= GIVEN INSTRUCTION =
Determine how many lines of the material hold the string "secukupnya" and reply with only that number.

= DATASET ENTRIES =
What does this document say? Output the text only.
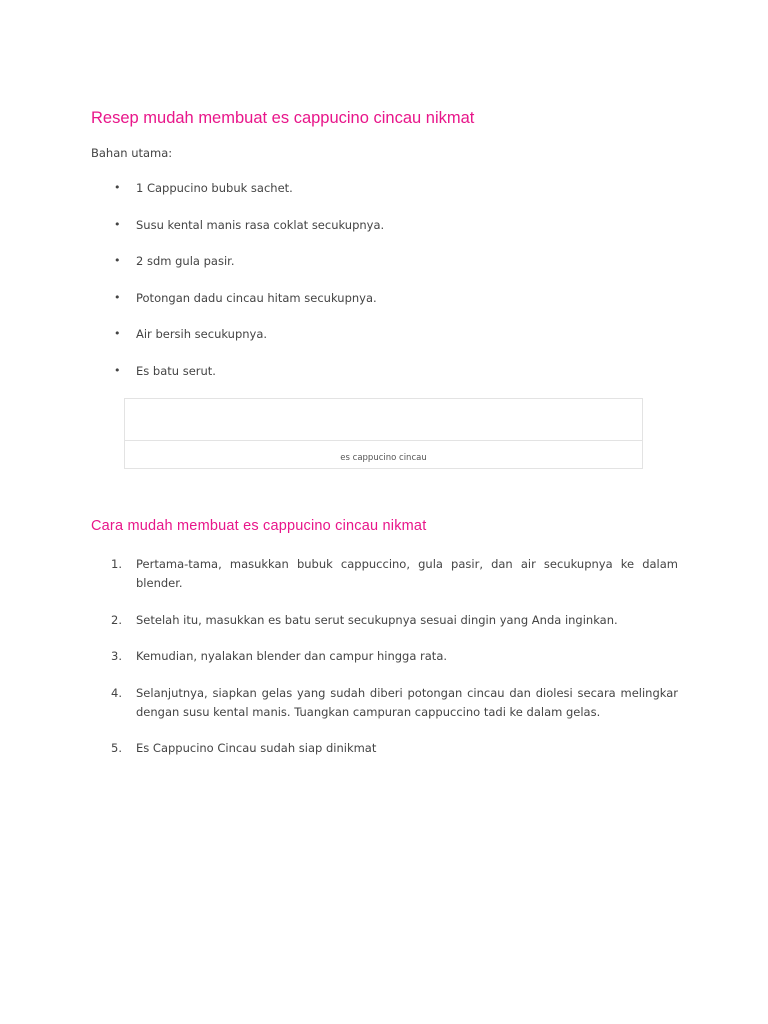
Resep mudah membuat es cappucino cincau nikmat

Bahan utama:

• 1 Cappucino bubuk sachet.
• Susu kental manis rasa coklat secukupnya.
• 2 sdm gula pasir.
• Potongan dadu cincau hitam secukupnya.
• Air bersih secukupnya.
• Es batu serut.
es cappucino cincau
Cara mudah membuat es cappucino cincau nikmat
1. Pertama-tama, masukkan bubuk cappuccino, gula pasir, dan air secukupnya ke dalam blender.
2. Setelah itu, masukkan es batu serut secukupnya sesuai dingin yang Anda inginkan.
3. Kemudian, nyalakan blender dan campur hingga rata.
4. Selanjutnya, siapkan gelas yang sudah diberi potongan cincau dan diolesi secara melingkar dengan susu kental manis. Tuangkan campuran cappuccino tadi ke dalam gelas.
5. Es Cappucino Cincau sudah siap dinikmat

= SOLUTION =
5